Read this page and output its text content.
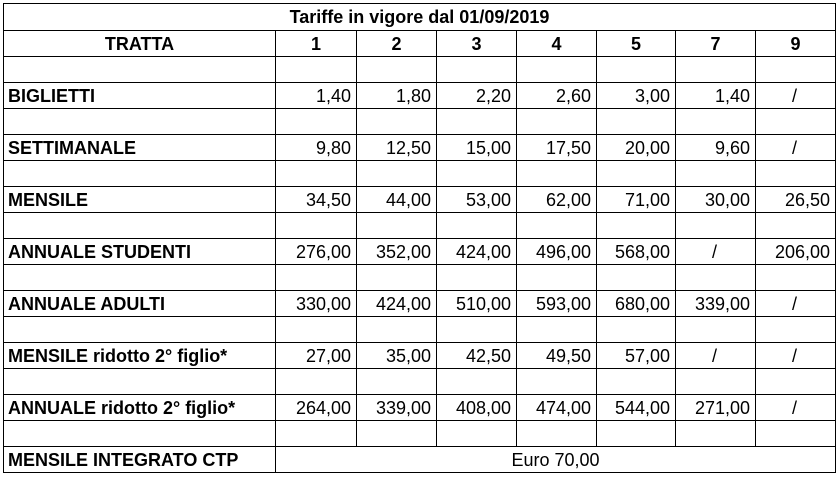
Tariffe in vigore dal 01/09/2019							
TRATTA	1	2	3	4	5	7	9

BIGLIETTI	1,40	1,80	2,20	2,60	3,00	1,40	/

SETTIMANALE	9,80	12,50	15,00	17,50	20,00	9,60	/

MENSILE	34,50	44,00	53,00	62,00	71,00	30,00	26,50

ANNUALE STUDENTI	276,00	352,00	424,00	496,00	568,00	/	206,00

ANNUALE ADULTI	330,00	424,00	510,00	593,00	680,00	339,00	/

MENSILE ridotto 2° figlio*	27,00	35,00	42,50	49,50	57,00	/	/

ANNUALE ridotto 2° figlio*	264,00	339,00	408,00	474,00	544,00	271,00	/

MENSILE INTEGRATO CTP	Euro 70,00						
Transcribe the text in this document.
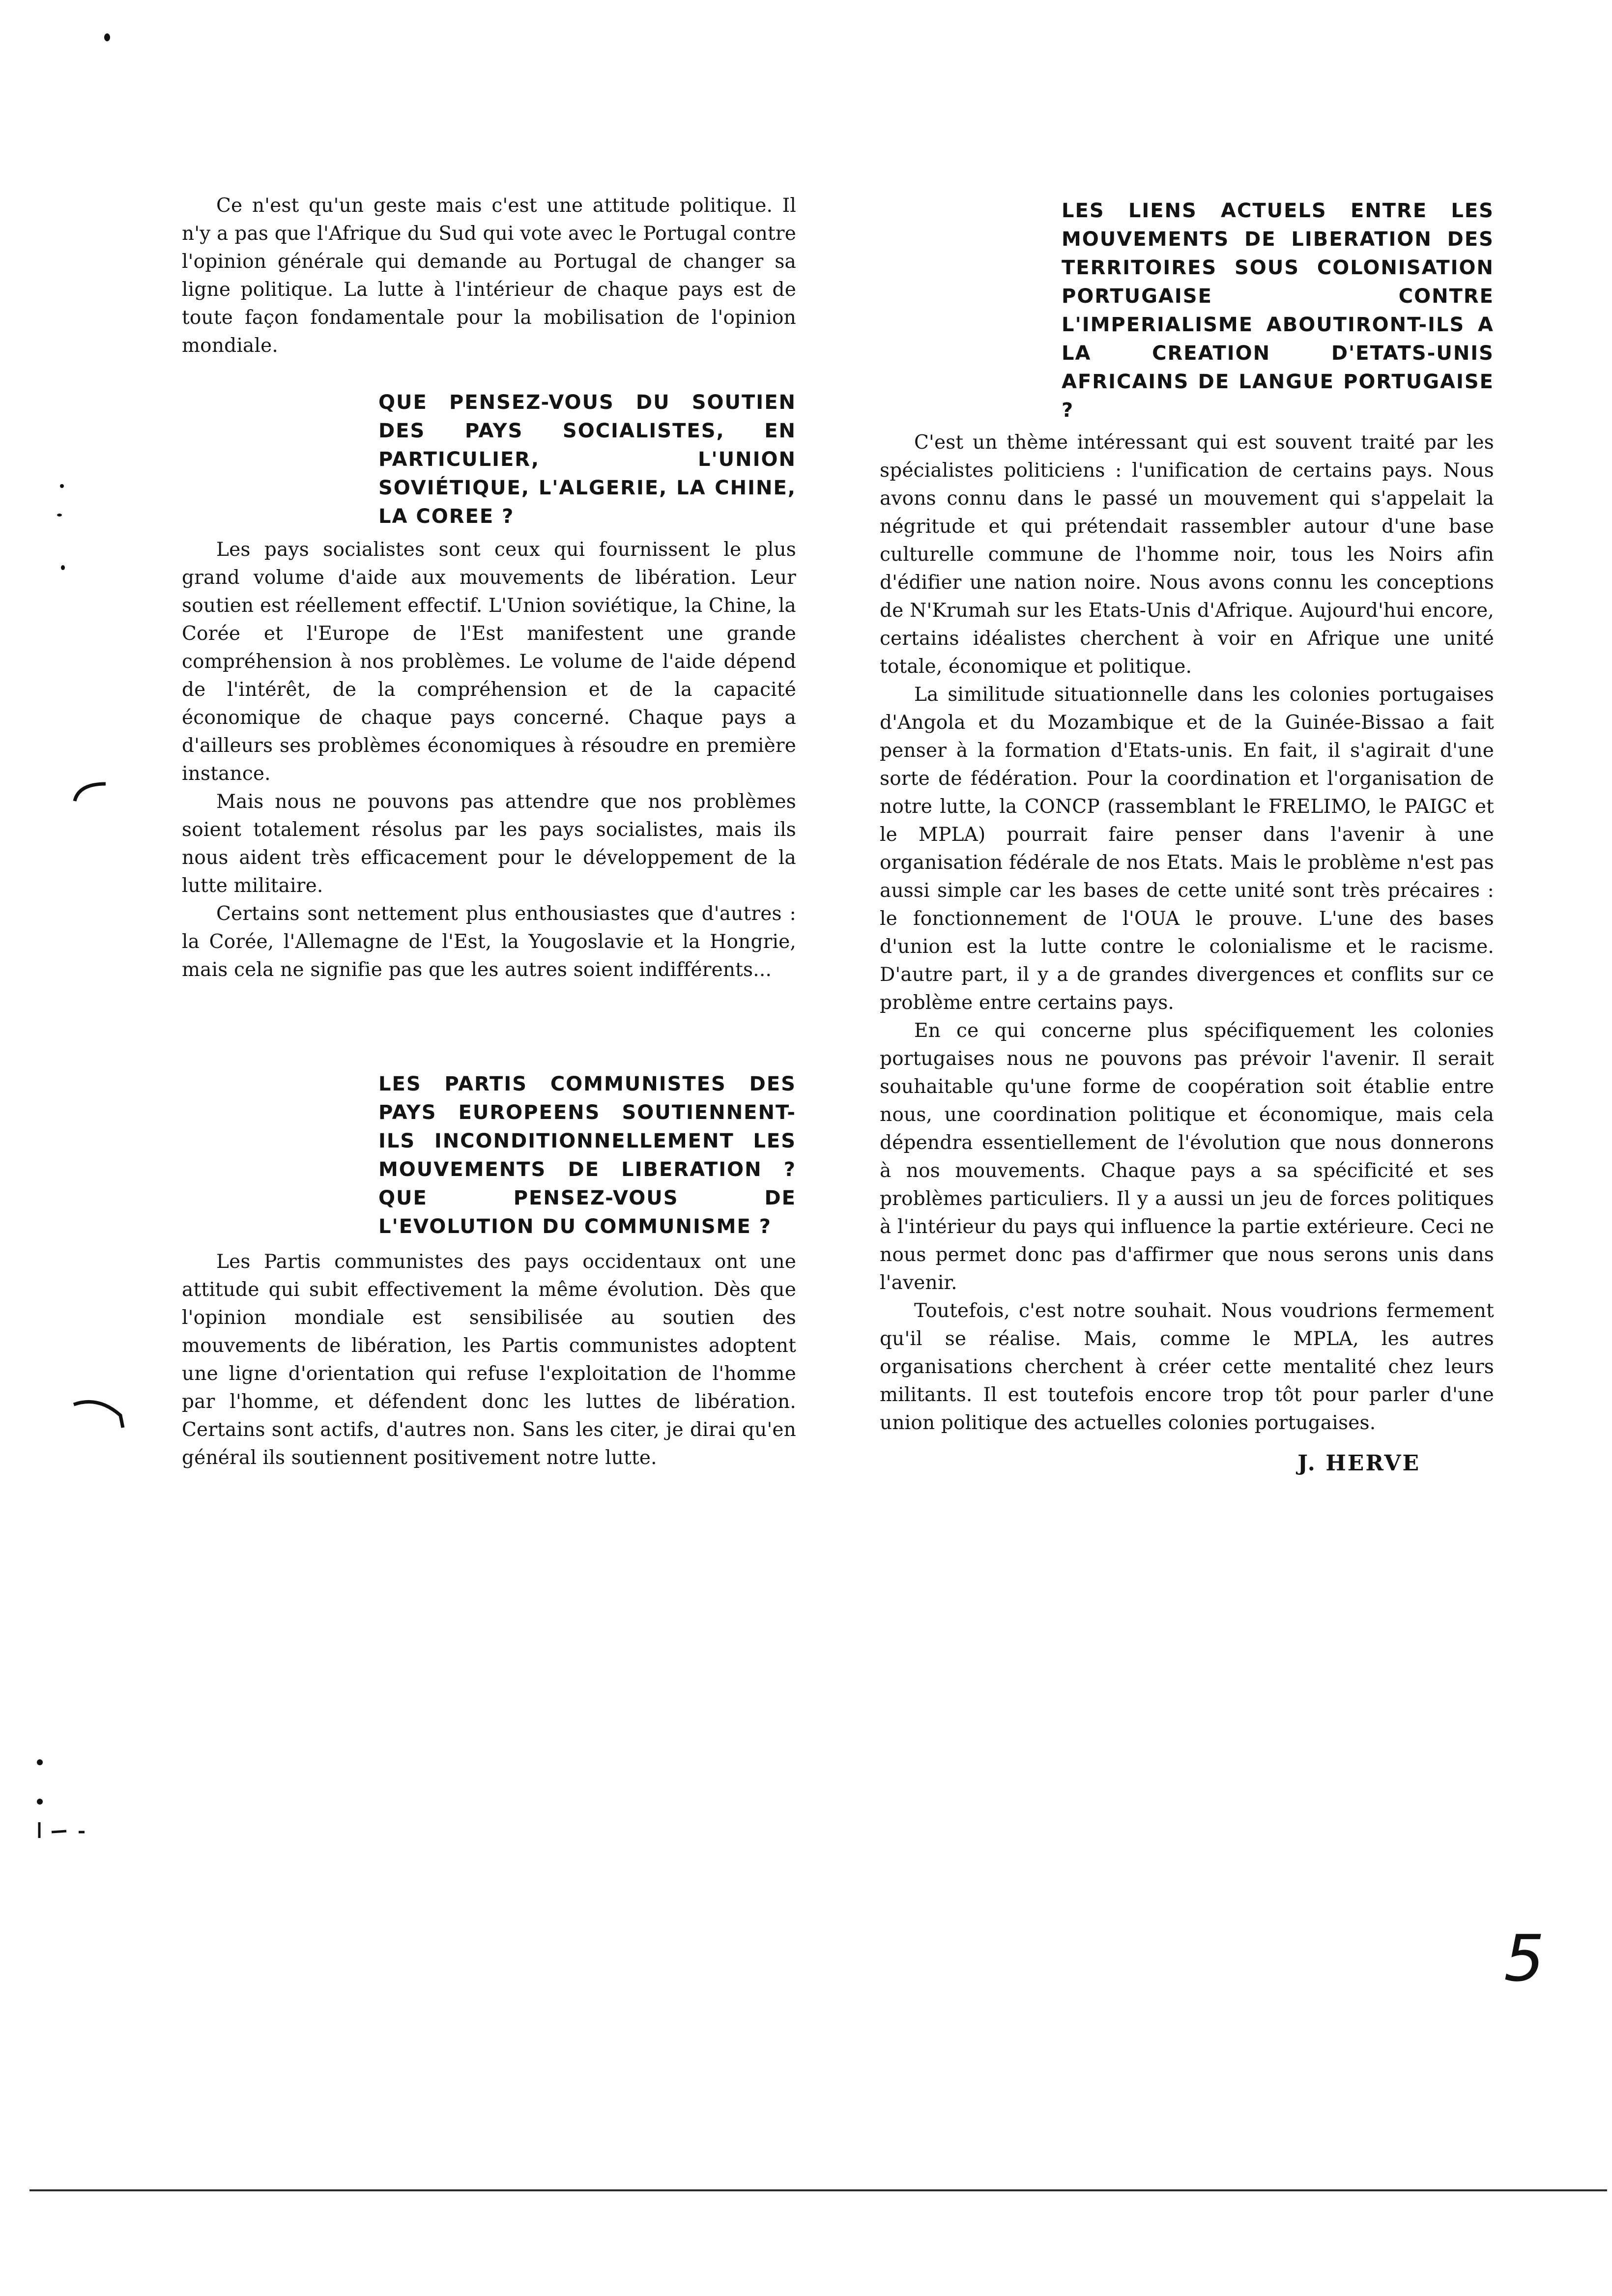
Ce n'est qu'un geste mais c'est une attitude politique. Il n'y a pas que l'Afrique du Sud qui vote avec le Portugal contre l'opinion générale qui demande au Portugal de changer sa ligne politique. La lutte à l'intérieur de chaque pays est de toute façon fondamentale pour la mobilisation de l'opinion mondiale.

QUE PENSEZ-VOUS DU SOUTIEN DES PAYS SOCIALISTES, EN PARTICULIER, L'UNION SOVIÉTIQUE, L'ALGERIE, LA CHINE, LA COREE ?

Les pays socialistes sont ceux qui fournissent le plus grand volume d'aide aux mouvements de libération. Leur soutien est réellement effectif. L'Union soviétique, la Chine, la Corée et l'Europe de l'Est manifestent une grande compréhension à nos problèmes. Le volume de l'aide dépend de l'intérêt, de la compréhension et de la capacité économique de chaque pays concerné. Chaque pays a d'ailleurs ses problèmes économiques à résoudre en première instance.

Mais nous ne pouvons pas attendre que nos problèmes soient totalement résolus par les pays socialistes, mais ils nous aident très efficacement pour le développement de la lutte militaire.

Certains sont nettement plus enthousiastes que d'autres : la Corée, l'Allemagne de l'Est, la Yougoslavie et la Hongrie, mais cela ne signifie pas que les autres soient indifférents...

LES PARTIS COMMUNISTES DES PAYS EUROPEENS SOUTIENNENT-ILS INCONDITIONNELLEMENT LES MOUVEMENTS DE LIBERATION ? QUE PENSEZ-VOUS DE L'EVOLUTION DU COMMUNISME ?

Les Partis communistes des pays occidentaux ont une attitude qui subit effectivement la même évolution. Dès que l'opinion mondiale est sensibilisée au soutien des mouvements de libération, les Partis communistes adoptent une ligne d'orientation qui refuse l'exploitation de l'homme par l'homme, et défendent donc les luttes de libération. Certains sont actifs, d'autres non. Sans les citer, je dirai qu'en général ils soutiennent positivement notre lutte.

LES LIENS ACTUELS ENTRE LES MOUVEMENTS DE LIBERATION DES TERRITOIRES SOUS COLONISATION PORTUGAISE CONTRE L'IMPERIALISME ABOUTIRONT-ILS A LA CREATION D'ETATS-UNIS AFRICAINS DE LANGUE PORTUGAISE ?

C'est un thème intéressant qui est souvent traité par les spécialistes politiciens : l'unification de certains pays. Nous avons connu dans le passé un mouvement qui s'appelait la négritude et qui prétendait rassembler autour d'une base culturelle commune de l'homme noir, tous les Noirs afin d'édifier une nation noire. Nous avons connu les conceptions de N'Krumah sur les Etats-Unis d'Afrique. Aujourd'hui encore, certains idéalistes cherchent à voir en Afrique une unité totale, économique et politique.

La similitude situationnelle dans les colonies portugaises d'Angola et du Mozambique et de la Guinée-Bissao a fait penser à la formation d'Etats-unis. En fait, il s'agirait d'une sorte de fédération. Pour la coordination et l'organisation de notre lutte, la CONCP (rassemblant le FRELIMO, le PAIGC et le MPLA) pourrait faire penser dans l'avenir à une organisation fédérale de nos Etats. Mais le problème n'est pas aussi simple car les bases de cette unité sont très précaires : le fonctionnement de l'OUA le prouve. L'une des bases d'union est la lutte contre le colonialisme et le racisme. D'autre part, il y a de grandes divergences et conflits sur ce problème entre certains pays.

En ce qui concerne plus spécifiquement les colonies portugaises nous ne pouvons pas prévoir l'avenir. Il serait souhaitable qu'une forme de coopération soit établie entre nous, une coordination politique et économique, mais cela dépendra essentiellement de l'évolution que nous donnerons à nos mouvements. Chaque pays a sa spécificité et ses problèmes particuliers. Il y a aussi un jeu de forces politiques à l'intérieur du pays qui influence la partie extérieure. Ceci ne nous permet donc pas d'affirmer que nous serons unis dans l'avenir.

Toutefois, c'est notre souhait. Nous voudrions fermement qu'il se réalise. Mais, comme le MPLA, les autres organisations cherchent à créer cette mentalité chez leurs militants. Il est toutefois encore trop tôt pour parler d'une union politique des actuelles colonies portugaises.

J. HERVE

5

──────

Written request:
Give back only a number, the number of lines where the string "text" occurs.

Result for this exercise:
2